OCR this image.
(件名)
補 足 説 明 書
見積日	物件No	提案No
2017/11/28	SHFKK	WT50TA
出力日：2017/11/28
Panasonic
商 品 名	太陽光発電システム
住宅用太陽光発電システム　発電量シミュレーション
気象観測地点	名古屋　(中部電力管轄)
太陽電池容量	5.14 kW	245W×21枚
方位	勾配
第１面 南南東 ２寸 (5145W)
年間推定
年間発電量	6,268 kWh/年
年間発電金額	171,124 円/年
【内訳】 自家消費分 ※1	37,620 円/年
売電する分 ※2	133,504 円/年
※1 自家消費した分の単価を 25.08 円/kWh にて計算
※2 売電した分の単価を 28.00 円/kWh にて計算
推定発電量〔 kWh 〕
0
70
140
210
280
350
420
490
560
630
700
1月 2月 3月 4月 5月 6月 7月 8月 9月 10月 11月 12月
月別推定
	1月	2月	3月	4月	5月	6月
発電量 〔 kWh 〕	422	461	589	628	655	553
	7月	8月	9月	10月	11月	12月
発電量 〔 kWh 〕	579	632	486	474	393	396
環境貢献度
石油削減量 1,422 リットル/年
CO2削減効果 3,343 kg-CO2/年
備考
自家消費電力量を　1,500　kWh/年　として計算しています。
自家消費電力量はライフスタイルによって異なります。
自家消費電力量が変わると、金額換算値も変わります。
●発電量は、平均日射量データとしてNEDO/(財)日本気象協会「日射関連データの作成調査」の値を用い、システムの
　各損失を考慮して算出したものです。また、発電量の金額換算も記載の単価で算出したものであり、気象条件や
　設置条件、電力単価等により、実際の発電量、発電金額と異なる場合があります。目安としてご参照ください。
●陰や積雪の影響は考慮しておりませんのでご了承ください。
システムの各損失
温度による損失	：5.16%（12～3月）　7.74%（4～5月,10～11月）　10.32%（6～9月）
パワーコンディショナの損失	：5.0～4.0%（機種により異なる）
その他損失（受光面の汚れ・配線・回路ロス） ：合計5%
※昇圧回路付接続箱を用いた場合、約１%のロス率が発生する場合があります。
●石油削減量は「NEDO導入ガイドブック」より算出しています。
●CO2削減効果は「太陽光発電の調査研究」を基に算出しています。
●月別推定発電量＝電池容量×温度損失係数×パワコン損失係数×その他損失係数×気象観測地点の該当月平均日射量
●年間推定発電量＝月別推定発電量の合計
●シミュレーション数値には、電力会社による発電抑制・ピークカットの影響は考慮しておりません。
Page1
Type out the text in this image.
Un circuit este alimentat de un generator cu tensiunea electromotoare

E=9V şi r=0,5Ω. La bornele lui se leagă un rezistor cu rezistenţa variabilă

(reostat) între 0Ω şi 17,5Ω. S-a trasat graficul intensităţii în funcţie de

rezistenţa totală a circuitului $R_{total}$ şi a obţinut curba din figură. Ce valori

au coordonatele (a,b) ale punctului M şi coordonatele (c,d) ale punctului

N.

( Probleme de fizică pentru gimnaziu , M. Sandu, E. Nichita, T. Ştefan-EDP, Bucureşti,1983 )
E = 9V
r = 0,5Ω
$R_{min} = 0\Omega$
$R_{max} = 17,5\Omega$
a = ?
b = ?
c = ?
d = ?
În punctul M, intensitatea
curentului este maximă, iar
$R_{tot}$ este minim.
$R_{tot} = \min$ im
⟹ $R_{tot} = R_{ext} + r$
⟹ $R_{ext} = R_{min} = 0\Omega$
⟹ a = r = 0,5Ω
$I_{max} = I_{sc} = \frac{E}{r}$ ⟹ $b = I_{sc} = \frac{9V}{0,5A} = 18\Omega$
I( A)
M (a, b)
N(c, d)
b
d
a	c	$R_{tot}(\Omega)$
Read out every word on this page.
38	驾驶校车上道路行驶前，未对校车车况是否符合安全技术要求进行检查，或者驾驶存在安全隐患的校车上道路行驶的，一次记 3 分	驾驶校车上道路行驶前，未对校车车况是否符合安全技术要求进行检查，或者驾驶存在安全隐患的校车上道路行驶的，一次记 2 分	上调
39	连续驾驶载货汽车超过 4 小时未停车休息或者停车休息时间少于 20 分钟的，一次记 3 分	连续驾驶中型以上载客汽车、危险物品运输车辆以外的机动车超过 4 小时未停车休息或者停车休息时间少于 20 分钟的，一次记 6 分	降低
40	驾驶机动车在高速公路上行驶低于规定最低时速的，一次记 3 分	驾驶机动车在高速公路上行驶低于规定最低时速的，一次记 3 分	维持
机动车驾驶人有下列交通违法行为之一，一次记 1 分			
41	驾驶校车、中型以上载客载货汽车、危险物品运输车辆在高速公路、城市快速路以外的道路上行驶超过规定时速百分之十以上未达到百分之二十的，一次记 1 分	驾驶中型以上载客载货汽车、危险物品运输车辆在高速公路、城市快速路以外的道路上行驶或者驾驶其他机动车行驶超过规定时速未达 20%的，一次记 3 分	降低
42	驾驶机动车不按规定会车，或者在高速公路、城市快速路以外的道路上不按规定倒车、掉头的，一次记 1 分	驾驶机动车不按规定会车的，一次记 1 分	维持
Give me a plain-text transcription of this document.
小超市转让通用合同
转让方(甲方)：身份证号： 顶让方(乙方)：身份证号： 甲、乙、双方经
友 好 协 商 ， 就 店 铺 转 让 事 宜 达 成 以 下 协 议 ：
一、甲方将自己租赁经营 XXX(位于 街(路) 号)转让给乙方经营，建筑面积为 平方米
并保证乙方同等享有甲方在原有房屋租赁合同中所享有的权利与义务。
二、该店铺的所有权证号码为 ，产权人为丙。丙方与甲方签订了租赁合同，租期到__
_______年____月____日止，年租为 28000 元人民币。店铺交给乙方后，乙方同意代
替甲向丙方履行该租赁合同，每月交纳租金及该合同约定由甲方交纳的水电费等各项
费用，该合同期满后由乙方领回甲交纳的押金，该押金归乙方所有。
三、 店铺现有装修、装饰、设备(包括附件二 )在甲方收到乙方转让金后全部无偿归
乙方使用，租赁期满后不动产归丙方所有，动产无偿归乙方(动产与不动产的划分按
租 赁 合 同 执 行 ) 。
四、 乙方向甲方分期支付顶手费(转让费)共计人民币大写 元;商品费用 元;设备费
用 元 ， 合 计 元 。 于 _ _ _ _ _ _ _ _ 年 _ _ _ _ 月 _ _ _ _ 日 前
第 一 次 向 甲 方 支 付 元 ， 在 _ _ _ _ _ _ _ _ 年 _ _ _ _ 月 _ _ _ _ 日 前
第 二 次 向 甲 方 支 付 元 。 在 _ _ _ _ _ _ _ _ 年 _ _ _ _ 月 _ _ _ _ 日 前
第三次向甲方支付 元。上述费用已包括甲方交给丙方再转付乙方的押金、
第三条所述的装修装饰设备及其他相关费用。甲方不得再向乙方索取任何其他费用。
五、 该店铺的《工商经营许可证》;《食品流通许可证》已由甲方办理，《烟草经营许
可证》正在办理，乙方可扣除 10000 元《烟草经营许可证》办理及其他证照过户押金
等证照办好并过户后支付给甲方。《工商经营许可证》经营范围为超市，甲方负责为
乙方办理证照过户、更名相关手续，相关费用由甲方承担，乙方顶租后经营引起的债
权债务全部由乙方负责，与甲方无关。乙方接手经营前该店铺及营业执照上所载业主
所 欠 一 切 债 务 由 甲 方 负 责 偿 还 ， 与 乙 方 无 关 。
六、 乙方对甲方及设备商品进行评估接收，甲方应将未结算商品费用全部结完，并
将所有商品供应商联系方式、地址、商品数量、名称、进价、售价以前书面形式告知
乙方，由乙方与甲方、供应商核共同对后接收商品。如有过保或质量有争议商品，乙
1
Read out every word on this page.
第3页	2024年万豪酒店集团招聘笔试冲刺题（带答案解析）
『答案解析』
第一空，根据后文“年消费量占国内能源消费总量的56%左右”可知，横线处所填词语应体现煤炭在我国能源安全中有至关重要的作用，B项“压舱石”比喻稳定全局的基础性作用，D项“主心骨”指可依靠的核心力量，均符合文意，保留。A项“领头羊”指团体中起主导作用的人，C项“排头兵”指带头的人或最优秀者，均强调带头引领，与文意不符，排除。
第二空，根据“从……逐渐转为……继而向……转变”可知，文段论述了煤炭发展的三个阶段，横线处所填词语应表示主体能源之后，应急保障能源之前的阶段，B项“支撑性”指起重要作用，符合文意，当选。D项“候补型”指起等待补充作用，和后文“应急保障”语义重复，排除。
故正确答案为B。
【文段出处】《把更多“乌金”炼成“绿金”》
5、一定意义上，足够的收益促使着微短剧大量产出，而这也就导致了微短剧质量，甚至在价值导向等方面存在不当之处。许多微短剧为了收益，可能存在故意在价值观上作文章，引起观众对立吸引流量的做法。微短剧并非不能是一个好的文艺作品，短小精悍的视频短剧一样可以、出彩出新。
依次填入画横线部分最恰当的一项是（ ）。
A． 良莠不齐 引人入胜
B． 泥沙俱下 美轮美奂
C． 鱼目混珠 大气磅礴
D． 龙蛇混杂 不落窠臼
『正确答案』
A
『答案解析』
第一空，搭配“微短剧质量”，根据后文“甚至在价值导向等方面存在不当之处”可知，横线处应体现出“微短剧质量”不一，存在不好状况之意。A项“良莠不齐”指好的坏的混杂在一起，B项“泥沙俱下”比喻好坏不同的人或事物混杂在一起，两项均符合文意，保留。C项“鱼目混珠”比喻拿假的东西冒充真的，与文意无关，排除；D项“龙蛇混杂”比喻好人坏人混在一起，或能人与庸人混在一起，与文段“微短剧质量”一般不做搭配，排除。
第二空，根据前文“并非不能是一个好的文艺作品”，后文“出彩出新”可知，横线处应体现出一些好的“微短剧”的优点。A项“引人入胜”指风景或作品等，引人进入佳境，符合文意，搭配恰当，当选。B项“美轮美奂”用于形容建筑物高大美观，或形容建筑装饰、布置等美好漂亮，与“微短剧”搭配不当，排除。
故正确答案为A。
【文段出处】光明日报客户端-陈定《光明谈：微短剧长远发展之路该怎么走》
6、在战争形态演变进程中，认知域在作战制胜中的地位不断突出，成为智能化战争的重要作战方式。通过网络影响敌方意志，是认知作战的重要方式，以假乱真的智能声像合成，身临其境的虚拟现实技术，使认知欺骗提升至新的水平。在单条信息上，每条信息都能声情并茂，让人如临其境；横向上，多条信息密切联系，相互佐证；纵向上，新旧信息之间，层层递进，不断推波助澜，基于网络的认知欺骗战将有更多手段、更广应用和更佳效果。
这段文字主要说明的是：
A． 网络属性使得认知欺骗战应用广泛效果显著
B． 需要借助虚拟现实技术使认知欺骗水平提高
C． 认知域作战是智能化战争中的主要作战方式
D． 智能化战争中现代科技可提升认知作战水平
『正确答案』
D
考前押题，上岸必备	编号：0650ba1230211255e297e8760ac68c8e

────────

Every line containing the string "this" must be listed.

- FULL ANSWER -
OCR this image.
Type out the text in this image.
Read out every word on this page.
Give me a plain-text transcription of this document.
Read out every word on this page.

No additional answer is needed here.